(Stored items from a collection)
· · · ·
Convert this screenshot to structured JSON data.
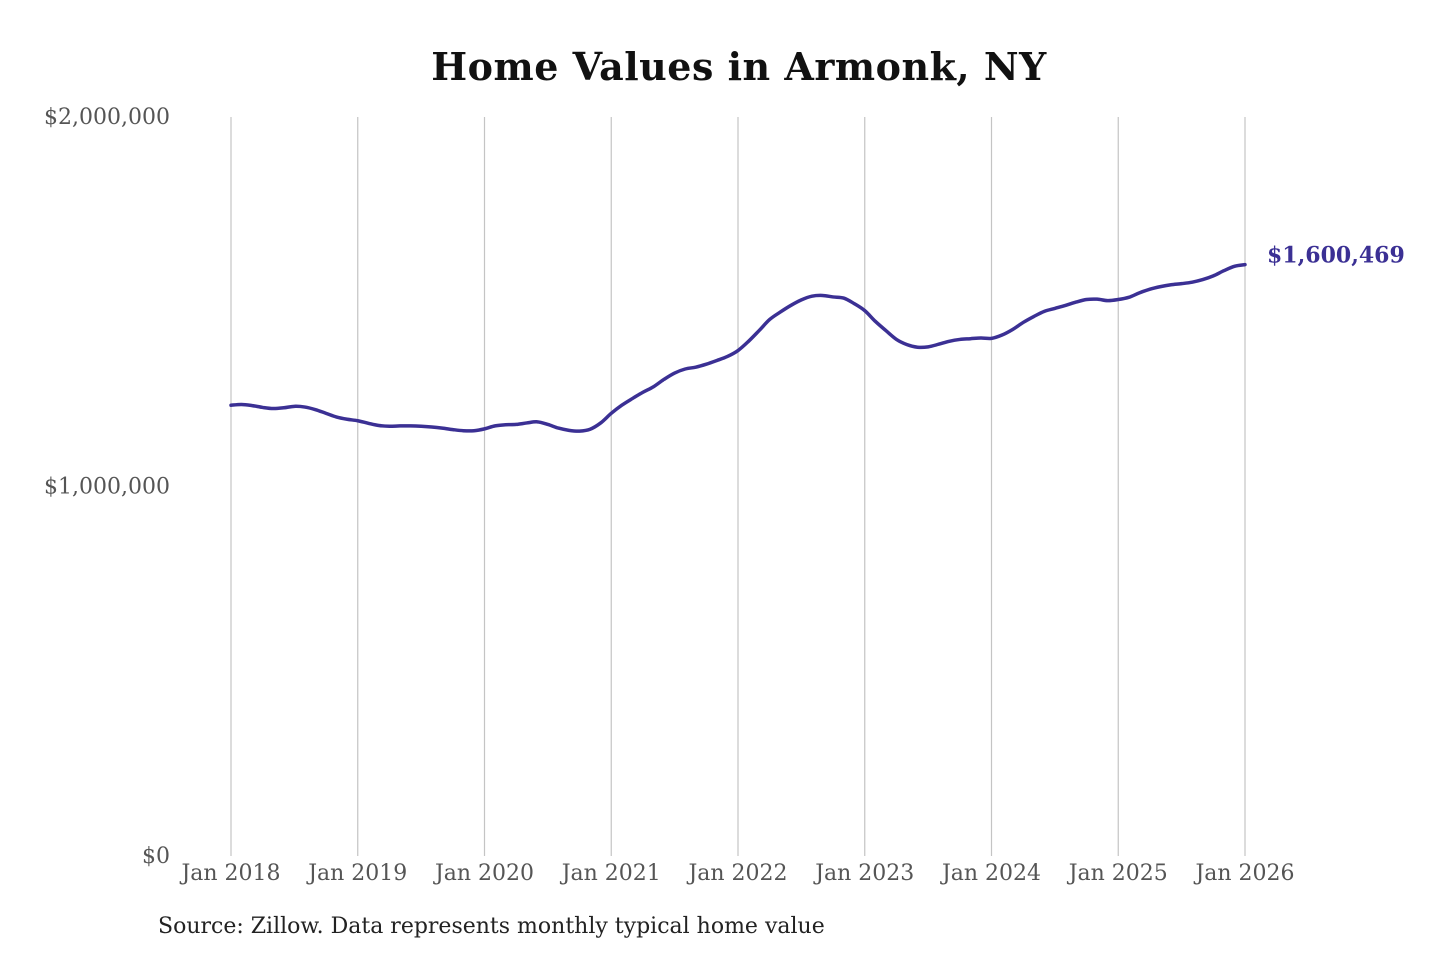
{
  "chart_data": {
    "type": "line",
    "title": "Home Values in Armonk, NY",
    "xlabel": "",
    "ylabel": "",
    "ylim": [
      0,
      2000000
    ],
    "y_ticks": [
      {
        "value": 0,
        "label": "$0"
      },
      {
        "value": 1000000,
        "label": "$1,000,000"
      },
      {
        "value": 2000000,
        "label": "$2,000,000"
      }
    ],
    "x_range": [
      "2018-01",
      "2026-01"
    ],
    "x_ticks": [
      {
        "date": "2018-01",
        "label": "Jan 2018"
      },
      {
        "date": "2019-01",
        "label": "Jan 2019"
      },
      {
        "date": "2020-01",
        "label": "Jan 2020"
      },
      {
        "date": "2021-01",
        "label": "Jan 2021"
      },
      {
        "date": "2022-01",
        "label": "Jan 2022"
      },
      {
        "date": "2023-01",
        "label": "Jan 2023"
      },
      {
        "date": "2024-01",
        "label": "Jan 2024"
      },
      {
        "date": "2025-01",
        "label": "Jan 2025"
      },
      {
        "date": "2026-01",
        "label": "Jan 2026"
      }
    ],
    "grid": {
      "vertical": true,
      "horizontal": false
    },
    "legend": "none",
    "line_color": "#3b3094",
    "end_label": "$1,600,469",
    "series": [
      {
        "points": [
          [
            "2018-01",
            1220000
          ],
          [
            "2018-02",
            1222000
          ],
          [
            "2018-03",
            1219000
          ],
          [
            "2018-04",
            1214000
          ],
          [
            "2018-05",
            1211000
          ],
          [
            "2018-06",
            1213000
          ],
          [
            "2018-07",
            1217000
          ],
          [
            "2018-08",
            1215000
          ],
          [
            "2018-09",
            1208000
          ],
          [
            "2018-10",
            1198000
          ],
          [
            "2018-11",
            1188000
          ],
          [
            "2018-12",
            1182000
          ],
          [
            "2019-01",
            1178000
          ],
          [
            "2019-02",
            1171000
          ],
          [
            "2019-03",
            1165000
          ],
          [
            "2019-04",
            1163000
          ],
          [
            "2019-05",
            1164000
          ],
          [
            "2019-06",
            1164000
          ],
          [
            "2019-07",
            1163000
          ],
          [
            "2019-08",
            1161000
          ],
          [
            "2019-09",
            1158000
          ],
          [
            "2019-10",
            1154000
          ],
          [
            "2019-11",
            1151000
          ],
          [
            "2019-12",
            1151000
          ],
          [
            "2020-01",
            1156000
          ],
          [
            "2020-02",
            1164000
          ],
          [
            "2020-03",
            1167000
          ],
          [
            "2020-04",
            1168000
          ],
          [
            "2020-05",
            1172000
          ],
          [
            "2020-06",
            1175000
          ],
          [
            "2020-07",
            1168000
          ],
          [
            "2020-08",
            1158000
          ],
          [
            "2020-09",
            1152000
          ],
          [
            "2020-10",
            1150000
          ],
          [
            "2020-11",
            1155000
          ],
          [
            "2020-12",
            1172000
          ],
          [
            "2021-01",
            1198000
          ],
          [
            "2021-02",
            1220000
          ],
          [
            "2021-03",
            1238000
          ],
          [
            "2021-04",
            1255000
          ],
          [
            "2021-05",
            1270000
          ],
          [
            "2021-06",
            1290000
          ],
          [
            "2021-07",
            1307000
          ],
          [
            "2021-08",
            1318000
          ],
          [
            "2021-09",
            1323000
          ],
          [
            "2021-10",
            1331000
          ],
          [
            "2021-11",
            1341000
          ],
          [
            "2021-12",
            1352000
          ],
          [
            "2022-01",
            1368000
          ],
          [
            "2022-02",
            1393000
          ],
          [
            "2022-03",
            1422000
          ],
          [
            "2022-04",
            1452000
          ],
          [
            "2022-05",
            1472000
          ],
          [
            "2022-06",
            1490000
          ],
          [
            "2022-07",
            1505000
          ],
          [
            "2022-08",
            1515000
          ],
          [
            "2022-09",
            1517000
          ],
          [
            "2022-10",
            1513000
          ],
          [
            "2022-11",
            1510000
          ],
          [
            "2022-12",
            1495000
          ],
          [
            "2023-01",
            1476000
          ],
          [
            "2023-02",
            1447000
          ],
          [
            "2023-03",
            1422000
          ],
          [
            "2023-04",
            1398000
          ],
          [
            "2023-05",
            1384000
          ],
          [
            "2023-06",
            1377000
          ],
          [
            "2023-07",
            1378000
          ],
          [
            "2023-08",
            1385000
          ],
          [
            "2023-09",
            1393000
          ],
          [
            "2023-10",
            1398000
          ],
          [
            "2023-11",
            1400000
          ],
          [
            "2023-12",
            1402000
          ],
          [
            "2024-01",
            1401000
          ],
          [
            "2024-02",
            1410000
          ],
          [
            "2024-03",
            1425000
          ],
          [
            "2024-04",
            1444000
          ],
          [
            "2024-05",
            1460000
          ],
          [
            "2024-06",
            1474000
          ],
          [
            "2024-07",
            1482000
          ],
          [
            "2024-08",
            1490000
          ],
          [
            "2024-09",
            1499000
          ],
          [
            "2024-10",
            1506000
          ],
          [
            "2024-11",
            1507000
          ],
          [
            "2024-12",
            1503000
          ],
          [
            "2025-01",
            1506000
          ],
          [
            "2025-02",
            1512000
          ],
          [
            "2025-03",
            1524000
          ],
          [
            "2025-04",
            1534000
          ],
          [
            "2025-05",
            1541000
          ],
          [
            "2025-06",
            1546000
          ],
          [
            "2025-07",
            1549000
          ],
          [
            "2025-08",
            1553000
          ],
          [
            "2025-09",
            1560000
          ],
          [
            "2025-10",
            1570000
          ],
          [
            "2025-11",
            1584000
          ],
          [
            "2025-12",
            1596000
          ],
          [
            "2026-01",
            1600469
          ]
        ]
      }
    ]
  },
  "source_note": "Source: Zillow. Data represents monthly typical home value"
}
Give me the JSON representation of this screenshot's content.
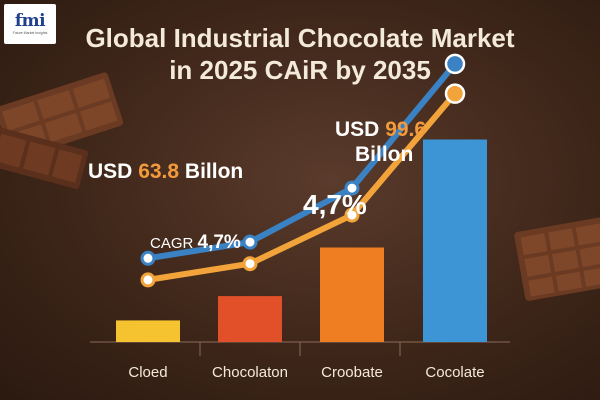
· · · ·
Set task
Every entry above is to be set down exactly; the pictures are to be left out.

Result
Convert this screenshot to structured JSON data.
{
  "chart_data": {
    "type": "line",
    "title": "Home Values in Armonk, NY",
    "xlabel": "",
    "ylabel": "",
    "ylim": [
      0,
      2000000
    ],
    "y_ticks": [
      {
        "value": 0,
        "label": "$0"
      },
      {
        "value": 1000000,
        "label": "$1,000,000"
      },
      {
        "value": 2000000,
        "label": "$2,000,000"
      }
    ],
    "x_range": [
      "2018-01",
      "2026-01"
    ],
    "x_ticks": [
      {
        "date": "2018-01",
        "label": "Jan 2018"
      },
      {
        "date": "2019-01",
        "label": "Jan 2019"
      },
      {
        "date": "2020-01",
        "label": "Jan 2020"
      },
      {
        "date": "2021-01",
        "label": "Jan 2021"
      },
      {
        "date": "2022-01",
        "label": "Jan 2022"
      },
      {
        "date": "2023-01",
        "label": "Jan 2023"
      },
      {
        "date": "2024-01",
        "label": "Jan 2024"
      },
      {
        "date": "2025-01",
        "label": "Jan 2025"
      },
      {
        "date": "2026-01",
        "label": "Jan 2026"
      }
    ],
    "grid": {
      "vertical": true,
      "horizontal": false
    },
    "legend": "none",
    "line_color": "#3b3094",
    "end_label": "$1,600,469",
    "series": [
      {
        "points": [
          [
            "2018-01",
            1220000
          ],
          [
            "2018-02",
            1222000
          ],
          [
            "2018-03",
            1219000
          ],
          [
            "2018-04",
            1214000
          ],
          [
            "2018-05",
            1211000
          ],
          [
            "2018-06",
            1213000
          ],
          [
            "2018-07",
            1217000
          ],
          [
            "2018-08",
            1215000
          ],
          [
            "2018-09",
            1208000
          ],
          [
            "2018-10",
            1198000
          ],
          [
            "2018-11",
            1188000
          ],
          [
            "2018-12",
            1182000
          ],
          [
            "2019-01",
            1178000
          ],
          [
            "2019-02",
            1171000
          ],
          [
            "2019-03",
            1165000
          ],
          [
            "2019-04",
            1163000
          ],
          [
            "2019-05",
            1164000
          ],
          [
            "2019-06",
            1164000
          ],
          [
            "2019-07",
            1163000
          ],
          [
            "2019-08",
            1161000
          ],
          [
            "2019-09",
            1158000
          ],
          [
            "2019-10",
            1154000
          ],
          [
            "2019-11",
            1151000
          ],
          [
            "2019-12",
            1151000
          ],
          [
            "2020-01",
            1156000
          ],
          [
            "2020-02",
            1164000
          ],
          [
            "2020-03",
            1167000
          ],
          [
            "2020-04",
            1168000
          ],
          [
            "2020-05",
            1172000
          ],
          [
            "2020-06",
            1175000
          ],
          [
            "2020-07",
            1168000
          ],
          [
            "2020-08",
            1158000
          ],
          [
            "2020-09",
            1152000
          ],
          [
            "2020-10",
            1150000
          ],
          [
            "2020-11",
            1155000
          ],
          [
            "2020-12",
            1172000
          ],
          [
            "2021-01",
            1198000
          ],
          [
            "2021-02",
            1220000
          ],
          [
            "2021-03",
            1238000
          ],
          [
            "2021-04",
            1255000
          ],
          [
            "2021-05",
            1270000
          ],
          [
            "2021-06",
            1290000
          ],
          [
            "2021-07",
            1307000
          ],
          [
            "2021-08",
            1318000
          ],
          [
            "2021-09",
            1323000
          ],
          [
            "2021-10",
            1331000
          ],
          [
            "2021-11",
            1341000
          ],
          [
            "2021-12",
            1352000
          ],
          [
            "2022-01",
            1368000
          ],
          [
            "2022-02",
            1393000
          ],
          [
            "2022-03",
            1422000
          ],
          [
            "2022-04",
            1452000
          ],
          [
            "2022-05",
            1472000
          ],
          [
            "2022-06",
            1490000
          ],
          [
            "2022-07",
            1505000
          ],
          [
            "2022-08",
            1515000
          ],
          [
            "2022-09",
            1517000
          ],
          [
            "2022-10",
            1513000
          ],
          [
            "2022-11",
            1510000
          ],
          [
            "2022-12",
            1495000
          ],
          [
            "2023-01",
            1476000
          ],
          [
            "2023-02",
            1447000
          ],
          [
            "2023-03",
            1422000
          ],
          [
            "2023-04",
            1398000
          ],
          [
            "2023-05",
            1384000
          ],
          [
            "2023-06",
            1377000
          ],
          [
            "2023-07",
            1378000
          ],
          [
            "2023-08",
            1385000
          ],
          [
            "2023-09",
            1393000
          ],
          [
            "2023-10",
            1398000
          ],
          [
            "2023-11",
            1400000
          ],
          [
            "2023-12",
            1402000
          ],
          [
            "2024-01",
            1401000
          ],
          [
            "2024-02",
            1410000
          ],
          [
            "2024-03",
            1425000
          ],
          [
            "2024-04",
            1444000
          ],
          [
            "2024-05",
            1460000
          ],
          [
            "2024-06",
            1474000
          ],
          [
            "2024-07",
            1482000
          ],
          [
            "2024-08",
            1490000
          ],
          [
            "2024-09",
            1499000
          ],
          [
            "2024-10",
            1506000
          ],
          [
            "2024-11",
            1507000
          ],
          [
            "2024-12",
            1503000
          ],
          [
            "2025-01",
            1506000
          ],
          [
            "2025-02",
            1512000
          ],
          [
            "2025-03",
            1524000
          ],
          [
            "2025-04",
            1534000
          ],
          [
            "2025-05",
            1541000
          ],
          [
            "2025-06",
            1546000
          ],
          [
            "2025-07",
            1549000
          ],
          [
            "2025-08",
            1553000
          ],
          [
            "2025-09",
            1560000
          ],
          [
            "2025-10",
            1570000
          ],
          [
            "2025-11",
            1584000
          ],
          [
            "2025-12",
            1596000
          ],
          [
            "2026-01",
            1600469
          ]
        ]
      }
    ]
  },
  "source_note": "Source: Zillow. Data represents monthly typical home value"
}
Give me the JSON representation of this screenshot's content.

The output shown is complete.